TASK TO CARRY OUT -
Count how many lines include "ylabel" and answer with that number only.

-- start RECORDS FOR THIS EXERCISE --

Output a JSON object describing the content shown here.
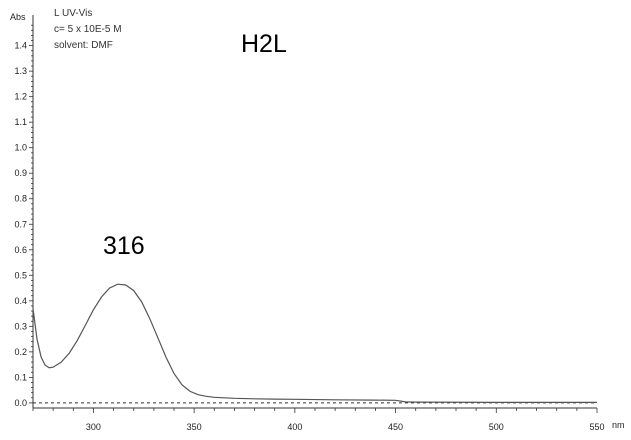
{
  "chart_data": {
    "type": "line",
    "title": "H2L",
    "info_lines": [
      "L UV-Vis",
      "c= 5 x 10E-5 M",
      "solvent: DMF"
    ],
    "peak_label": "316",
    "xlabel": "nm",
    "ylabel": "Abs",
    "xlim": [
      270,
      550
    ],
    "ylim": [
      -0.02,
      1.52
    ],
    "x_ticks": [
      300,
      350,
      400,
      450,
      500,
      550
    ],
    "y_ticks": [
      "0.0",
      "0.1",
      "0.2",
      "0.3",
      "0.4",
      "0.5",
      "0.6",
      "0.7",
      "0.8",
      "0.9",
      "1.0",
      "1.1",
      "1.2",
      "1.3",
      "1.4"
    ],
    "baseline_y": 0,
    "grid": false,
    "series": [
      {
        "x": [
          270,
          272,
          274,
          276,
          278,
          280,
          284,
          288,
          292,
          296,
          300,
          304,
          308,
          312,
          316,
          320,
          324,
          328,
          332,
          336,
          340,
          344,
          348,
          352,
          356,
          360,
          365,
          370,
          380,
          390,
          400,
          420,
          440,
          450,
          455,
          460,
          500,
          550
        ],
        "y": [
          0.37,
          0.25,
          0.18,
          0.148,
          0.138,
          0.14,
          0.16,
          0.195,
          0.245,
          0.305,
          0.365,
          0.415,
          0.45,
          0.465,
          0.462,
          0.44,
          0.395,
          0.33,
          0.255,
          0.18,
          0.115,
          0.07,
          0.045,
          0.032,
          0.026,
          0.022,
          0.02,
          0.018,
          0.016,
          0.015,
          0.014,
          0.012,
          0.011,
          0.01,
          0.004,
          0.003,
          0.002,
          0.002
        ],
        "color": "#555555"
      }
    ]
  }
}
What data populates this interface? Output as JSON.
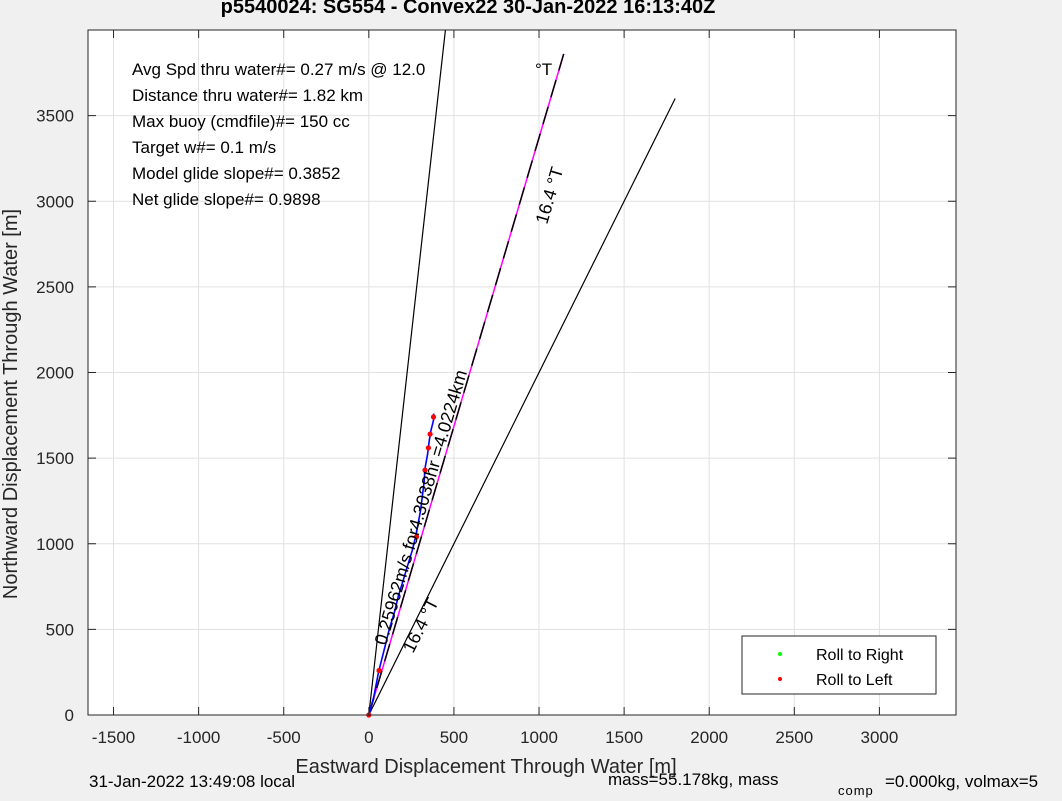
{
  "title": "p5540024: SG554 - Convex22 30-Jan-2022 16:13:40Z",
  "footer": {
    "local_time": "31-Jan-2022 13:49:08 local",
    "mass_text": "mass=55.178kg, mass",
    "comp_sub": "comp",
    "mass_comp_text": "=0.000kg, volmax=5"
  },
  "colors": {
    "background": "#f0f0f0",
    "axes_bg": "#ffffff",
    "grid": "#e1e1e1",
    "track": "#0000ff",
    "magenta_line": "#ff00ff",
    "dashed_line": "#000000",
    "roll_right": "#00ff00",
    "roll_left": "#ff0000",
    "dive_marker": "#ff0000"
  },
  "chart_data": {
    "type": "line",
    "xlabel": "Eastward Displacement Through Water [m]",
    "ylabel": "Northward Displacement Through Water [m]",
    "xlim": [
      -1650,
      3450
    ],
    "ylim": [
      0,
      4000
    ],
    "xticks": [
      -1500,
      -1000,
      -500,
      0,
      500,
      1000,
      1500,
      2000,
      2500,
      3000
    ],
    "yticks": [
      0,
      500,
      1000,
      1500,
      2000,
      2500,
      3000,
      3500
    ],
    "grid": true,
    "legend": {
      "location": "bottom-right",
      "entries": [
        "Roll to Right",
        "Roll to Left"
      ]
    },
    "info_lines": [
      "Avg Spd thru water#=  0.27 m/s @  12.0",
      "Distance thru water#=  1.82 km",
      "Max buoy (cmdfile)#= 150 cc",
      "Target w#= 0.1 m/s",
      "Model glide slope#= 0.3852",
      "Net glide slope#= 0.9898"
    ],
    "info_degT": "°T",
    "annotations": {
      "heading_line": "16.4 °T",
      "target_line": "16.4 °T",
      "speed_label": "0.25962m/s for4.3038hr =4.0224km"
    },
    "lines": {
      "target_magenta": [
        [
          0,
          0
        ],
        [
          1145,
          3860
        ]
      ],
      "heading_dashed": [
        [
          0,
          0
        ],
        [
          1145,
          3860
        ]
      ],
      "bound_left": [
        [
          0,
          0
        ],
        [
          450,
          4000
        ]
      ],
      "bound_right": [
        [
          0,
          0
        ],
        [
          1800,
          3600
        ]
      ]
    },
    "track": [
      [
        0,
        0
      ],
      [
        30,
        110
      ],
      [
        55,
        240
      ],
      [
        70,
        300
      ],
      [
        95,
        400
      ],
      [
        120,
        500
      ],
      [
        150,
        600
      ],
      [
        175,
        700
      ],
      [
        200,
        780
      ],
      [
        230,
        880
      ],
      [
        255,
        960
      ],
      [
        275,
        1040
      ],
      [
        290,
        1120
      ],
      [
        305,
        1200
      ],
      [
        315,
        1280
      ],
      [
        325,
        1360
      ],
      [
        330,
        1440
      ],
      [
        345,
        1520
      ],
      [
        355,
        1600
      ],
      [
        365,
        1660
      ],
      [
        375,
        1700
      ],
      [
        385,
        1740
      ],
      [
        380,
        1760
      ]
    ],
    "dive_points": [
      [
        0,
        0
      ],
      [
        60,
        260
      ],
      [
        280,
        1040
      ],
      [
        330,
        1430
      ],
      [
        350,
        1560
      ],
      [
        360,
        1640
      ],
      [
        380,
        1740
      ]
    ]
  }
}
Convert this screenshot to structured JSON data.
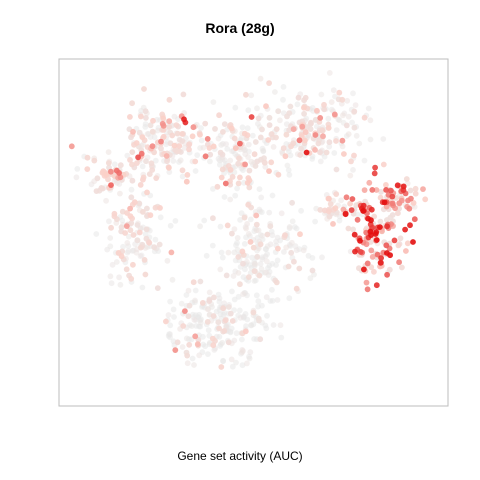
{
  "chart_data": {
    "type": "scatter",
    "title": "Rora (28g)",
    "xlabel": "Gene set activity (AUC)",
    "ylabel": "",
    "grid": false,
    "color_scale": {
      "low": "#e8e8e8",
      "mid": "#fbd0c8",
      "high": "#e31010"
    },
    "clusters": [
      {
        "cx": 0.12,
        "cy": 0.67,
        "rx": 0.07,
        "ry": 0.06,
        "n": 70,
        "act": 0.35
      },
      {
        "cx": 0.25,
        "cy": 0.78,
        "rx": 0.11,
        "ry": 0.1,
        "n": 170,
        "act": 0.3
      },
      {
        "cx": 0.18,
        "cy": 0.48,
        "rx": 0.08,
        "ry": 0.12,
        "n": 120,
        "act": 0.2
      },
      {
        "cx": 0.45,
        "cy": 0.74,
        "rx": 0.1,
        "ry": 0.12,
        "n": 150,
        "act": 0.18
      },
      {
        "cx": 0.66,
        "cy": 0.82,
        "rx": 0.13,
        "ry": 0.11,
        "n": 200,
        "act": 0.22
      },
      {
        "cx": 0.52,
        "cy": 0.45,
        "rx": 0.13,
        "ry": 0.13,
        "n": 170,
        "act": 0.08
      },
      {
        "cx": 0.4,
        "cy": 0.22,
        "rx": 0.14,
        "ry": 0.11,
        "n": 220,
        "act": 0.05
      },
      {
        "cx": 0.83,
        "cy": 0.5,
        "rx": 0.07,
        "ry": 0.13,
        "n": 150,
        "act": 0.75
      },
      {
        "cx": 0.9,
        "cy": 0.6,
        "rx": 0.06,
        "ry": 0.04,
        "n": 40,
        "act": 0.55
      },
      {
        "cx": 0.72,
        "cy": 0.57,
        "rx": 0.05,
        "ry": 0.04,
        "n": 40,
        "act": 0.35
      }
    ]
  }
}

-- end RECORDS FOR THIS EXERCISE --

RIGHT ANSWER -
3